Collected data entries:
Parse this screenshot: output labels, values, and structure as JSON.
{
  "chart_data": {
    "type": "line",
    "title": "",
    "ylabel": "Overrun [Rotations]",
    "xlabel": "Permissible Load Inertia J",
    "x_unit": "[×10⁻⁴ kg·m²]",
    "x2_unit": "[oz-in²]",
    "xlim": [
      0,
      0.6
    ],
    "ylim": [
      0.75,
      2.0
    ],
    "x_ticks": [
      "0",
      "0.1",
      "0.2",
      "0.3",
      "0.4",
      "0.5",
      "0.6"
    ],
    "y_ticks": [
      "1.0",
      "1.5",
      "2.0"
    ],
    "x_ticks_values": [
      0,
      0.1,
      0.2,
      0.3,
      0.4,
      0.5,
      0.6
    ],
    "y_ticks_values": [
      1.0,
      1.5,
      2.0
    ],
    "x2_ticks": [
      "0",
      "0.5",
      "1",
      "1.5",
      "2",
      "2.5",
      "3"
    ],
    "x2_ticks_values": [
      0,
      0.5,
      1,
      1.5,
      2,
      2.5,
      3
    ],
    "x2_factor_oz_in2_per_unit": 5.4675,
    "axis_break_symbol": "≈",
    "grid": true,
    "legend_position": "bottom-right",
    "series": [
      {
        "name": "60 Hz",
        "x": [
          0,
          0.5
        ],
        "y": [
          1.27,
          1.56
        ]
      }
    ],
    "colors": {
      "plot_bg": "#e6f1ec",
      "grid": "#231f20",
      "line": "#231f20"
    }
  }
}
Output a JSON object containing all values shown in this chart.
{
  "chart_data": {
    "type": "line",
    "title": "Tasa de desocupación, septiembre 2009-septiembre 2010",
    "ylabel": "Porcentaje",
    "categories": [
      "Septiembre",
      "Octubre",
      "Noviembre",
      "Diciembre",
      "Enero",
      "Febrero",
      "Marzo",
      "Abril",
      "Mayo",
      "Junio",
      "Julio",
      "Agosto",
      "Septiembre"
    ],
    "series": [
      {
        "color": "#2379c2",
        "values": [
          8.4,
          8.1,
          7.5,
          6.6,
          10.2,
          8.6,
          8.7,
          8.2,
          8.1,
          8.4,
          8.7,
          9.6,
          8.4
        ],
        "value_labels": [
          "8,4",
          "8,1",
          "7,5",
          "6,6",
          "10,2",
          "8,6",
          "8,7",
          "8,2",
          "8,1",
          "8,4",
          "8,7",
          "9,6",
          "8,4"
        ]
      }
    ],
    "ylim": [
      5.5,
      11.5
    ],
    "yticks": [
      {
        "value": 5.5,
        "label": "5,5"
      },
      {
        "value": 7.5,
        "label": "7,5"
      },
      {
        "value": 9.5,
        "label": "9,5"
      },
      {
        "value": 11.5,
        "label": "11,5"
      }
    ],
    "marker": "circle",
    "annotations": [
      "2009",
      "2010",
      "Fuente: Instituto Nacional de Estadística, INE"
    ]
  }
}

*Set task*:
Find the string "ylabel" in the entries above and return each line that holds it.

*Task answer*:
    "ylabel": "Overrun [Rotations]",
    "ylabel": "Porcentaje",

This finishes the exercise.